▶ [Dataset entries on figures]
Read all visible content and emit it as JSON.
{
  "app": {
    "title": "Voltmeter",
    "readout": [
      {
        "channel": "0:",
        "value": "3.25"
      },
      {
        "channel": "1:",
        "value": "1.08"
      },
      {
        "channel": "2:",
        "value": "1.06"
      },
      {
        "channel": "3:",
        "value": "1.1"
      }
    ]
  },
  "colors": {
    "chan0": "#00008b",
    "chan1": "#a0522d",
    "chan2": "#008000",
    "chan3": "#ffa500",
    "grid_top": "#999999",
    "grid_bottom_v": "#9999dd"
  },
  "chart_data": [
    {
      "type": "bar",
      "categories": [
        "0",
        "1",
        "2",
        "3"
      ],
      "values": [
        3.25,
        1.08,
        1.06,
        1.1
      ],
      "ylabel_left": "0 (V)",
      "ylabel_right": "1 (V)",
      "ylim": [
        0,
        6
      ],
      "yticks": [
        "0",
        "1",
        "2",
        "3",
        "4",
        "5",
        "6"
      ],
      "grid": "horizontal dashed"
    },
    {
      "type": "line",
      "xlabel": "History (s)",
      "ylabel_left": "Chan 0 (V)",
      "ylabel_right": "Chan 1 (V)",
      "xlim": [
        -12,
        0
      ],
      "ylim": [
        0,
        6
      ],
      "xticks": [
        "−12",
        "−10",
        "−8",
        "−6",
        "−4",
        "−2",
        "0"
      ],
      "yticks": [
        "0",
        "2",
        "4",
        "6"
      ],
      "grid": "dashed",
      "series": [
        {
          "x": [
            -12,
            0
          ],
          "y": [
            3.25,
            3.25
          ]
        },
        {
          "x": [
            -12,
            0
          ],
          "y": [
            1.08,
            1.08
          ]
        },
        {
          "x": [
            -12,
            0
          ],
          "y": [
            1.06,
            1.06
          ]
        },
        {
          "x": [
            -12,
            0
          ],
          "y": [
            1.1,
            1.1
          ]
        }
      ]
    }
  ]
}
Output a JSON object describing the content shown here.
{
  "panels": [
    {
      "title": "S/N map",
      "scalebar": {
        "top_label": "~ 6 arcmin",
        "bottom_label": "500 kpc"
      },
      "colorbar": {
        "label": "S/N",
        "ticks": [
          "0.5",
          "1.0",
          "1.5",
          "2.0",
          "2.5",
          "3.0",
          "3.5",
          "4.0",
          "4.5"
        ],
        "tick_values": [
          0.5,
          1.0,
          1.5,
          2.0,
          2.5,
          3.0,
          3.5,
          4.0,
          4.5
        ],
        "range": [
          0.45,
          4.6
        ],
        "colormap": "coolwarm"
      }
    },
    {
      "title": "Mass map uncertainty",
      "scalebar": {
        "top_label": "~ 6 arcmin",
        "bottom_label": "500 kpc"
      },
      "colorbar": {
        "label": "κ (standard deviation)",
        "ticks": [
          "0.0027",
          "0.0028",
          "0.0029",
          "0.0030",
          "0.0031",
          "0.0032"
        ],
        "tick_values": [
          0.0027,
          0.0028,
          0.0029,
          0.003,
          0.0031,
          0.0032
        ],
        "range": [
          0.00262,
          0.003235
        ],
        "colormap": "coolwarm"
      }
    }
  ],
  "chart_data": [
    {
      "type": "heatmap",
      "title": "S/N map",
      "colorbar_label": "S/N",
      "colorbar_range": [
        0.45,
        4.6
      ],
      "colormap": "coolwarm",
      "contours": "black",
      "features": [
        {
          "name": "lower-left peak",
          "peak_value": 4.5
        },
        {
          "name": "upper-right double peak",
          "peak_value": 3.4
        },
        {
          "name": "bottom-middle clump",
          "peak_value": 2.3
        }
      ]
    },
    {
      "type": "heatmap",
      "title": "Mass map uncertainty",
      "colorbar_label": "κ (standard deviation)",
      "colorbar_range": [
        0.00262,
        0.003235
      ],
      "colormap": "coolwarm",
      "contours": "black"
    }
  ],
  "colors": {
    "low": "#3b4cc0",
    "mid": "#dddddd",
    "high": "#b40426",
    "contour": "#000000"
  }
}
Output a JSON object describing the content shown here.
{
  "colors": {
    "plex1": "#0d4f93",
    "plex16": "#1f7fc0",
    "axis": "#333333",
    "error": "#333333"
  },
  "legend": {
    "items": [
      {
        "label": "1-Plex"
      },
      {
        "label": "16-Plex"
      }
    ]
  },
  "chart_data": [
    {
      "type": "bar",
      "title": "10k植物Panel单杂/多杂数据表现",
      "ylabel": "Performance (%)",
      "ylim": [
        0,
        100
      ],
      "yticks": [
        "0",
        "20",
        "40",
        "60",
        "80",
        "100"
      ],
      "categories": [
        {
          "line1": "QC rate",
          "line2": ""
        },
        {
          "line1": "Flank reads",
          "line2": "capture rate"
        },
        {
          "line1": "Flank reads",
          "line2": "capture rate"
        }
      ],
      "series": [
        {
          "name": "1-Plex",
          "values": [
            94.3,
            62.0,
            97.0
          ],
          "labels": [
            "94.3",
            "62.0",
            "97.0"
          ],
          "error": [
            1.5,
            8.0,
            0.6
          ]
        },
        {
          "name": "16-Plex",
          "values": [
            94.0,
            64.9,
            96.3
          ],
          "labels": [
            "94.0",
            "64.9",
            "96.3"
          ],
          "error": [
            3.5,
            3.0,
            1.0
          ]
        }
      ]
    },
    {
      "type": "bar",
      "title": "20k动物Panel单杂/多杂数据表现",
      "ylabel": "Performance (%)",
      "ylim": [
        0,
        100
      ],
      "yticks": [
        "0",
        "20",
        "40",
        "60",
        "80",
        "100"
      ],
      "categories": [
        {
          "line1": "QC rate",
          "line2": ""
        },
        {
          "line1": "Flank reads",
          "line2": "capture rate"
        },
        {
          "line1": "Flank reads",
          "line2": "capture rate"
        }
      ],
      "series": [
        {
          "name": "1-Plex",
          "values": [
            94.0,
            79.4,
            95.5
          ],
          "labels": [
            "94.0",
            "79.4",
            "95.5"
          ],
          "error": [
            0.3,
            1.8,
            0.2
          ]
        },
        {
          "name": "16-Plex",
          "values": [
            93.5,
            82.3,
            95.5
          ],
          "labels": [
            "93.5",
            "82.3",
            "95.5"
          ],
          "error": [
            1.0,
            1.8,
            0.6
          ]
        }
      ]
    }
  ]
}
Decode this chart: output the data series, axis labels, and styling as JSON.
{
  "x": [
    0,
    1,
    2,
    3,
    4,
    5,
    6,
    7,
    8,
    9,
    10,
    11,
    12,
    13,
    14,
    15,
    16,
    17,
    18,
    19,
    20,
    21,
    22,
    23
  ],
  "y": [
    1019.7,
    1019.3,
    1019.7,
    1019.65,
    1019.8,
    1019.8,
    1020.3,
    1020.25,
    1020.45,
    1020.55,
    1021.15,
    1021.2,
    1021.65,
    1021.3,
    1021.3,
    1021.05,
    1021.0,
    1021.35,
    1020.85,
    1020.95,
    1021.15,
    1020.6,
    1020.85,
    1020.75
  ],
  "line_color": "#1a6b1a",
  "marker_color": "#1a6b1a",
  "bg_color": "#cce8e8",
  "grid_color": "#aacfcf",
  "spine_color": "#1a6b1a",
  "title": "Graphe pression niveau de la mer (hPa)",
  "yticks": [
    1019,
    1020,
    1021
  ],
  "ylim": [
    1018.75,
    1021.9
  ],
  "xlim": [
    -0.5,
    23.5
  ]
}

▶ [What this task involves]
Each line of the listing should be copied exactly.

▶ [Exercise result]
Read all visible content and emit it as JSON.
{
  "app": {
    "title": "Voltmeter",
    "readout": [
      {
        "channel": "0:",
        "value": "3.25"
      },
      {
        "channel": "1:",
        "value": "1.08"
      },
      {
        "channel": "2:",
        "value": "1.06"
      },
      {
        "channel": "3:",
        "value": "1.1"
      }
    ]
  },
  "colors": {
    "chan0": "#00008b",
    "chan1": "#a0522d",
    "chan2": "#008000",
    "chan3": "#ffa500",
    "grid_top": "#999999",
    "grid_bottom_v": "#9999dd"
  },
  "chart_data": [
    {
      "type": "bar",
      "categories": [
        "0",
        "1",
        "2",
        "3"
      ],
      "values": [
        3.25,
        1.08,
        1.06,
        1.1
      ],
      "ylabel_left": "0 (V)",
      "ylabel_right": "1 (V)",
      "ylim": [
        0,
        6
      ],
      "yticks": [
        "0",
        "1",
        "2",
        "3",
        "4",
        "5",
        "6"
      ],
      "grid": "horizontal dashed"
    },
    {
      "type": "line",
      "xlabel": "History (s)",
      "ylabel_left": "Chan 0 (V)",
      "ylabel_right": "Chan 1 (V)",
      "xlim": [
        -12,
        0
      ],
      "ylim": [
        0,
        6
      ],
      "xticks": [
        "−12",
        "−10",
        "−8",
        "−6",
        "−4",
        "−2",
        "0"
      ],
      "yticks": [
        "0",
        "2",
        "4",
        "6"
      ],
      "grid": "dashed",
      "series": [
        {
          "x": [
            -12,
            0
          ],
          "y": [
            3.25,
            3.25
          ]
        },
        {
          "x": [
            -12,
            0
          ],
          "y": [
            1.08,
            1.08
          ]
        },
        {
          "x": [
            -12,
            0
          ],
          "y": [
            1.06,
            1.06
          ]
        },
        {
          "x": [
            -12,
            0
          ],
          "y": [
            1.1,
            1.1
          ]
        }
      ]
    }
  ]
}
Output a JSON object describing the content shown here.
{
  "panels": [
    {
      "title": "S/N map",
      "scalebar": {
        "top_label": "~ 6 arcmin",
        "bottom_label": "500 kpc"
      },
      "colorbar": {
        "label": "S/N",
        "ticks": [
          "0.5",
          "1.0",
          "1.5",
          "2.0",
          "2.5",
          "3.0",
          "3.5",
          "4.0",
          "4.5"
        ],
        "tick_values": [
          0.5,
          1.0,
          1.5,
          2.0,
          2.5,
          3.0,
          3.5,
          4.0,
          4.5
        ],
        "range": [
          0.45,
          4.6
        ],
        "colormap": "coolwarm"
      }
    },
    {
      "title": "Mass map uncertainty",
      "scalebar": {
        "top_label": "~ 6 arcmin",
        "bottom_label": "500 kpc"
      },
      "colorbar": {
        "label": "κ (standard deviation)",
        "ticks": [
          "0.0027",
          "0.0028",
          "0.0029",
          "0.0030",
          "0.0031",
          "0.0032"
        ],
        "tick_values": [
          0.0027,
          0.0028,
          0.0029,
          0.003,
          0.0031,
          0.0032
        ],
        "range": [
          0.00262,
          0.003235
        ],
        "colormap": "coolwarm"
      }
    }
  ],
  "chart_data": [
    {
      "type": "heatmap",
      "title": "S/N map",
      "colorbar_label": "S/N",
      "colorbar_range": [
        0.45,
        4.6
      ],
      "colormap": "coolwarm",
      "contours": "black",
      "features": [
        {
          "name": "lower-left peak",
          "peak_value": 4.5
        },
        {
          "name": "upper-right double peak",
          "peak_value": 3.4
        },
        {
          "name": "bottom-middle clump",
          "peak_value": 2.3
        }
      ]
    },
    {
      "type": "heatmap",
      "title": "Mass map uncertainty",
      "colorbar_label": "κ (standard deviation)",
      "colorbar_range": [
        0.00262,
        0.003235
      ],
      "colormap": "coolwarm",
      "contours": "black"
    }
  ],
  "colors": {
    "low": "#3b4cc0",
    "mid": "#dddddd",
    "high": "#b40426",
    "contour": "#000000"
  }
}
Output a JSON object describing the content shown here.
{
  "colors": {
    "plex1": "#0d4f93",
    "plex16": "#1f7fc0",
    "axis": "#333333",
    "error": "#333333"
  },
  "legend": {
    "items": [
      {
        "label": "1-Plex"
      },
      {
        "label": "16-Plex"
      }
    ]
  },
  "chart_data": [
    {
      "type": "bar",
      "title": "10k植物Panel单杂/多杂数据表现",
      "ylabel": "Performance (%)",
      "ylim": [
        0,
        100
      ],
      "yticks": [
        "0",
        "20",
        "40",
        "60",
        "80",
        "100"
      ],
      "categories": [
        {
          "line1": "QC rate",
          "line2": ""
        },
        {
          "line1": "Flank reads",
          "line2": "capture rate"
        },
        {
          "line1": "Flank reads",
          "line2": "capture rate"
        }
      ],
      "series": [
        {
          "name": "1-Plex",
          "values": [
            94.3,
            62.0,
            97.0
          ],
          "labels": [
            "94.3",
            "62.0",
            "97.0"
          ],
          "error": [
            1.5,
            8.0,
            0.6
          ]
        },
        {
          "name": "16-Plex",
          "values": [
            94.0,
            64.9,
            96.3
          ],
          "labels": [
            "94.0",
            "64.9",
            "96.3"
          ],
          "error": [
            3.5,
            3.0,
            1.0
          ]
        }
      ]
    },
    {
      "type": "bar",
      "title": "20k动物Panel单杂/多杂数据表现",
      "ylabel": "Performance (%)",
      "ylim": [
        0,
        100
      ],
      "yticks": [
        "0",
        "20",
        "40",
        "60",
        "80",
        "100"
      ],
      "categories": [
        {
          "line1": "QC rate",
          "line2": ""
        },
        {
          "line1": "Flank reads",
          "line2": "capture rate"
        },
        {
          "line1": "Flank reads",
          "line2": "capture rate"
        }
      ],
      "series": [
        {
          "name": "1-Plex",
          "values": [
            94.0,
            79.4,
            95.5
          ],
          "labels": [
            "94.0",
            "79.4",
            "95.5"
          ],
          "error": [
            0.3,
            1.8,
            0.2
          ]
        },
        {
          "name": "16-Plex",
          "values": [
            93.5,
            82.3,
            95.5
          ],
          "labels": [
            "93.5",
            "82.3",
            "95.5"
          ],
          "error": [
            1.0,
            1.8,
            0.6
          ]
        }
      ]
    }
  ]
}
Decode this chart: output the data series, axis labels, and styling as JSON.
{
  "x": [
    0,
    1,
    2,
    3,
    4,
    5,
    6,
    7,
    8,
    9,
    10,
    11,
    12,
    13,
    14,
    15,
    16,
    17,
    18,
    19,
    20,
    21,
    22,
    23
  ],
  "y": [
    1019.7,
    1019.3,
    1019.7,
    1019.65,
    1019.8,
    1019.8,
    1020.3,
    1020.25,
    1020.45,
    1020.55,
    1021.15,
    1021.2,
    1021.65,
    1021.3,
    1021.3,
    1021.05,
    1021.0,
    1021.35,
    1020.85,
    1020.95,
    1021.15,
    1020.6,
    1020.85,
    1020.75
  ],
  "line_color": "#1a6b1a",
  "marker_color": "#1a6b1a",
  "bg_color": "#cce8e8",
  "grid_color": "#aacfcf",
  "spine_color": "#1a6b1a",
  "title": "Graphe pression niveau de la mer (hPa)",
  "yticks": [
    1019,
    1020,
    1021
  ],
  "ylim": [
    1018.75,
    1021.9
  ],
  "xlim": [
    -0.5,
    23.5
  ]
}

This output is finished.